_Short task_
Show each row below that contains the string "this", copying every such row in full.
## BEGIN
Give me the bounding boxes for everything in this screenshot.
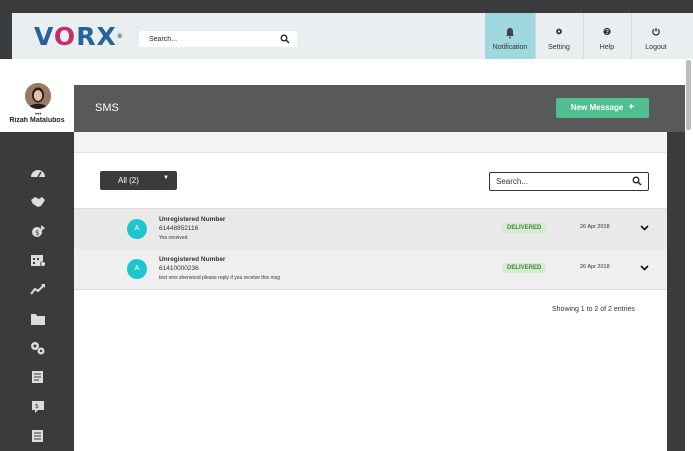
- nav-notification[interactable]: Notification: [485, 13, 535, 59]
- contact-number: 61448852116: [159, 225, 199, 232]
- message-date: 26 Apr 2018: [580, 224, 610, 230]
- header-spacer: [0, 59, 693, 85]
- filter-dropdown[interactable]: All (2) ▼: [100, 171, 177, 190]
- chart-icon[interactable]: [30, 282, 46, 296]
- page-header: SMS New Message +: [74, 85, 685, 132]
- new-message-button[interactable]: New Message +: [556, 98, 649, 118]
- chevron-down-icon[interactable]: [640, 265, 649, 271]
- sms-search-input[interactable]: [496, 173, 616, 190]
- top-bar: VORX® Notification Setting Help: [12, 13, 693, 59]
- avatar[interactable]: [25, 83, 51, 109]
- report-icon[interactable]: [30, 370, 46, 384]
- scrollbar-thumb[interactable]: [686, 60, 691, 130]
- user-photo-icon: [25, 83, 51, 109]
- dashboard-icon[interactable]: [30, 166, 46, 180]
- header-search-input[interactable]: [149, 31, 269, 47]
- status-badge: DELIVERED: [502, 263, 547, 273]
- document-icon[interactable]: [30, 429, 46, 443]
- user-profile[interactable]: ••• Rizah Matalubos: [0, 59, 74, 132]
- help-icon: [603, 27, 611, 36]
- message-preview: test sms sherwood please reply if you re…: [159, 275, 280, 281]
- chevron-down-icon: ▼: [163, 175, 169, 181]
- vorx-logo[interactable]: VORX®: [34, 23, 124, 51]
- sms-icon[interactable]: $: [30, 400, 46, 414]
- sms-search: [489, 172, 649, 191]
- user-name: Rizah Matalubos: [9, 117, 65, 124]
- plus-icon: +: [628, 102, 635, 113]
- calendar-icon[interactable]: [30, 253, 46, 267]
- contact-avatar: A: [127, 259, 147, 279]
- search-icon[interactable]: [280, 34, 290, 44]
- money-icon[interactable]: $: [30, 224, 46, 238]
- handshake-icon[interactable]: [30, 195, 46, 209]
- contact-name: Unregistered Number: [159, 216, 226, 223]
- chevron-down-icon[interactable]: [640, 225, 649, 231]
- nav-logout-label: Logout: [645, 44, 667, 51]
- sms-panel: All (2) ▼ A Unregistered Number 61448852…: [74, 132, 667, 451]
- filter-value: All (2): [118, 176, 139, 185]
- status-badge: DELIVERED: [502, 223, 547, 233]
- message-row[interactable]: A Unregistered Number 61448852116 Yes re…: [74, 208, 667, 250]
- nav-notification-label: Notification: [492, 44, 528, 51]
- svg-text:$: $: [35, 229, 39, 237]
- contact-number: 61410000236: [159, 265, 199, 272]
- svg-text:$: $: [35, 403, 39, 410]
- power-icon: [652, 27, 660, 36]
- sidebar: $ $: [0, 132, 74, 451]
- nav-setting-label: Setting: [548, 44, 570, 51]
- page-title: SMS: [95, 102, 119, 114]
- panel-toolbar-strip: [74, 132, 667, 153]
- new-message-label: New Message: [570, 103, 624, 112]
- nav-help[interactable]: Help: [582, 13, 632, 59]
- folder-icon[interactable]: [30, 312, 46, 326]
- gear-icon: [556, 28, 562, 35]
- nav-setting[interactable]: Setting: [534, 13, 584, 59]
- contact-name: Unregistered Number: [159, 256, 226, 263]
- nav-logout[interactable]: Logout: [631, 13, 681, 59]
- bell-icon: [506, 28, 514, 39]
- message-preview: Yes received: [159, 235, 188, 241]
- nav-help-label: Help: [599, 44, 615, 51]
- search-icon[interactable]: [632, 176, 642, 186]
- pagination-info: Showing 1 to 2 of 2 entries: [552, 306, 635, 313]
- gears-icon[interactable]: [30, 341, 46, 355]
- contact-avatar: A: [127, 219, 147, 239]
- message-date: 26 Apr 2018: [580, 264, 610, 270]
- message-row[interactable]: A Unregistered Number 61410000236 test s…: [74, 249, 667, 290]
- header-search: [139, 31, 297, 47]
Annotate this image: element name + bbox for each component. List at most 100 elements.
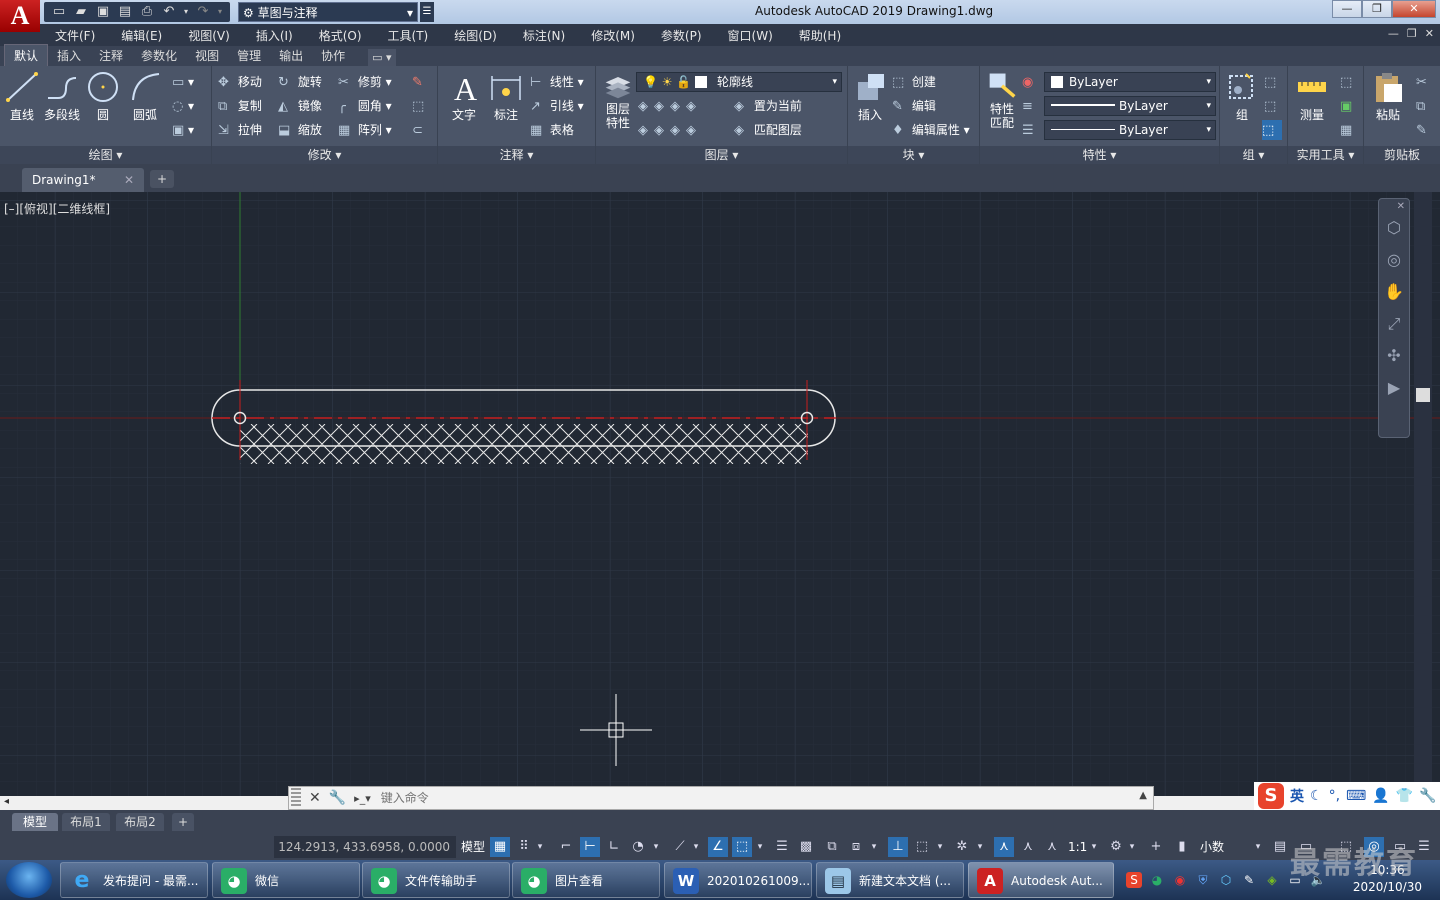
calculator-button[interactable]: ▦ bbox=[1340, 120, 1356, 140]
dimension-button[interactable]: 标注 bbox=[486, 70, 526, 123]
filter-dropdown-icon[interactable]: ▾ bbox=[934, 837, 946, 857]
doc-minimize-icon[interactable]: — bbox=[1388, 27, 1399, 40]
tab-insert[interactable]: 插入 bbox=[48, 45, 90, 66]
showmotion-icon[interactable]: ▶ bbox=[1382, 376, 1406, 400]
nvidia-tray-icon[interactable]: ◈ bbox=[1264, 872, 1280, 888]
selection-filter-icon[interactable]: ⬚ bbox=[912, 837, 932, 857]
command-history-icon[interactable]: ▲ bbox=[1139, 790, 1147, 801]
menu-help[interactable]: 帮助(H) bbox=[799, 27, 841, 44]
file-tab-drawing1[interactable]: Drawing1* ✕ bbox=[22, 168, 144, 192]
scroll-left-icon[interactable]: ◂ bbox=[4, 796, 9, 807]
save-icon[interactable]: ▣ bbox=[94, 4, 112, 20]
ortho-mode-icon[interactable]: ∟ bbox=[604, 837, 624, 857]
linetype-dropdown[interactable]: ByLayer ▾ bbox=[1044, 120, 1216, 140]
gizmo-icon[interactable]: ✲ bbox=[952, 837, 972, 857]
modify-panel-title[interactable]: 修改 ▾ bbox=[212, 146, 437, 164]
drawing-canvas[interactable]: [–][俯视][二维线框] bbox=[0, 192, 1440, 796]
lineweight-icon-button[interactable]: ≡ bbox=[1022, 96, 1038, 116]
grid-toggle-icon[interactable]: ▦ bbox=[490, 837, 510, 857]
taskbar-item-ie[interactable]: e 发布提问 - 最需... bbox=[60, 862, 208, 898]
shirt-icon[interactable]: 👕 bbox=[1396, 788, 1413, 804]
user-icon[interactable]: 👤 bbox=[1372, 788, 1389, 804]
group-select-button[interactable]: ⬚ bbox=[1262, 120, 1282, 140]
auto-scale-icon[interactable]: ⋏ bbox=[1018, 837, 1038, 857]
match-properties-button[interactable]: 特性匹配 bbox=[984, 70, 1020, 130]
security-shield-icon[interactable]: ⛨ bbox=[1195, 872, 1211, 888]
wrench-icon[interactable]: 🔧 bbox=[1419, 788, 1436, 804]
orbit-icon[interactable]: ✣ bbox=[1382, 344, 1406, 368]
snap-mode-icon[interactable]: ⠿ bbox=[514, 837, 534, 857]
object-snap-tracking-icon[interactable]: ∠ bbox=[708, 837, 728, 857]
cube-tray-icon[interactable]: ⬡ bbox=[1218, 872, 1234, 888]
coordinate-display[interactable]: 124.2913, 433.6958, 0.0000 bbox=[274, 836, 456, 858]
utilities-panel-title[interactable]: 实用工具 ▾ bbox=[1288, 146, 1363, 164]
group-button[interactable]: 组 bbox=[1222, 70, 1262, 123]
iso-dropdown-icon[interactable]: ▾ bbox=[690, 837, 702, 857]
transparency-icon[interactable]: ▩ bbox=[796, 837, 816, 857]
3d-osnap-dropdown-icon[interactable]: ▾ bbox=[868, 837, 880, 857]
select-all-button[interactable]: ▣ bbox=[1340, 96, 1356, 116]
command-line-grip[interactable] bbox=[291, 788, 301, 808]
taskbar-item-notepad[interactable]: ▤ 新建文本文档 (... bbox=[816, 862, 964, 898]
layer-tools-row1[interactable]: ◈ ◈ ◈ ◈ bbox=[638, 96, 702, 116]
taskbar-item-wechat[interactable]: ◕ 微信 bbox=[212, 862, 360, 898]
edit-block-button[interactable]: ✎ 编辑 bbox=[892, 96, 936, 116]
save-as-icon[interactable]: ▤ bbox=[116, 4, 134, 20]
quick-properties-icon[interactable]: ▤ bbox=[1270, 837, 1290, 857]
navbar-close-icon[interactable]: ✕ bbox=[1379, 199, 1409, 212]
menu-tools[interactable]: 工具(T) bbox=[388, 27, 429, 44]
workspace-switcher[interactable]: ⚙ 草图与注释 ▾ bbox=[238, 2, 418, 22]
ungroup-button[interactable]: ⬚ bbox=[1264, 72, 1280, 92]
annotation-scale-icon[interactable]: ⋏ bbox=[1042, 837, 1062, 857]
add-layout-button[interactable]: + bbox=[172, 813, 194, 831]
doc-close-icon[interactable]: ✕ bbox=[1425, 27, 1434, 40]
annotation-visibility-icon[interactable]: ⋏ bbox=[994, 837, 1014, 857]
vertical-scrollbar[interactable] bbox=[1414, 192, 1432, 796]
groups-panel-title[interactable]: 组 ▾ bbox=[1220, 146, 1287, 164]
wechat-tray-icon[interactable]: ◕ bbox=[1149, 872, 1165, 888]
mirror-button[interactable]: ◭ 镜像 bbox=[278, 96, 322, 116]
boundary-button[interactable]: ▣ ▾ bbox=[172, 120, 194, 140]
menu-insert[interactable]: 插入(I) bbox=[256, 27, 293, 44]
tab-annotate[interactable]: 注释 bbox=[90, 45, 132, 66]
undo-icon[interactable]: ↶ bbox=[160, 4, 178, 20]
create-block-button[interactable]: ⬚ 创建 bbox=[892, 72, 936, 92]
menu-window[interactable]: 窗口(W) bbox=[728, 27, 773, 44]
dynamic-ucs-icon[interactable]: ⊥ bbox=[888, 837, 908, 857]
measure-button[interactable]: 测量 bbox=[1292, 70, 1332, 123]
punctuation-icon[interactable]: °, bbox=[1329, 788, 1340, 804]
sogou-logo[interactable]: S bbox=[1258, 783, 1284, 809]
zoom-extents-icon[interactable]: ⤢ bbox=[1382, 312, 1406, 336]
properties-panel-title[interactable]: 特性 ▾ bbox=[980, 146, 1219, 164]
isometric-drafting-icon[interactable]: ⟋ bbox=[670, 837, 690, 857]
clipboard-panel-title[interactable]: 剪贴板 bbox=[1364, 146, 1440, 164]
cut-button[interactable]: ✂ bbox=[1416, 72, 1432, 92]
rectangle-button[interactable]: ▭ ▾ bbox=[172, 72, 194, 92]
close-tab-icon[interactable]: ✕ bbox=[124, 168, 134, 192]
color-wheel-button[interactable]: ◉ bbox=[1022, 72, 1038, 92]
block-panel-title[interactable]: 块 ▾ bbox=[848, 146, 979, 164]
polar-tracking-icon[interactable]: ◔ bbox=[628, 837, 648, 857]
new-file-icon[interactable]: ▭ bbox=[50, 4, 68, 20]
lineweight-toggle-icon[interactable]: ☰ bbox=[772, 837, 792, 857]
paste-button[interactable]: 粘贴 bbox=[1368, 70, 1408, 123]
linetype-icon-button[interactable]: ☰ bbox=[1022, 120, 1038, 140]
redo-icon[interactable]: ↷ bbox=[194, 4, 212, 20]
layers-panel-title[interactable]: 图层 ▾ bbox=[596, 146, 847, 164]
copy-clip-button[interactable]: ⧉ bbox=[1416, 96, 1432, 116]
linear-dim-button[interactable]: ⊢ 线性 ▾ bbox=[530, 72, 584, 92]
viewcube-icon[interactable]: ⬡ bbox=[1382, 216, 1406, 240]
taskbar-item-word-doc[interactable]: W 202010261009... bbox=[664, 862, 812, 898]
viewport-controls[interactable]: [–][俯视][二维线框] bbox=[4, 200, 110, 217]
match-clip-button[interactable]: ✎ bbox=[1416, 120, 1432, 140]
menu-edit[interactable]: 编辑(E) bbox=[121, 27, 162, 44]
units-value[interactable]: 小数 bbox=[1200, 837, 1224, 857]
menu-format[interactable]: 格式(O) bbox=[319, 27, 362, 44]
vertical-scroll-thumb[interactable] bbox=[1416, 388, 1430, 402]
workspace-gear-icon[interactable]: ⚙ bbox=[1106, 837, 1126, 857]
array-button[interactable]: ▦ 阵列 ▾ bbox=[338, 120, 392, 140]
circle-button[interactable]: 圆 bbox=[83, 70, 123, 123]
fillet-button[interactable]: ╭ 圆角 ▾ bbox=[338, 96, 392, 116]
wrench-icon[interactable]: 🔧 bbox=[329, 790, 346, 806]
model-space-button[interactable]: 模型 bbox=[458, 836, 488, 858]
## END
_The solution_
Give me the bounding boxes for everything in this screenshot.
Annotate this image: element name + bbox for each component. List at most 100 elements.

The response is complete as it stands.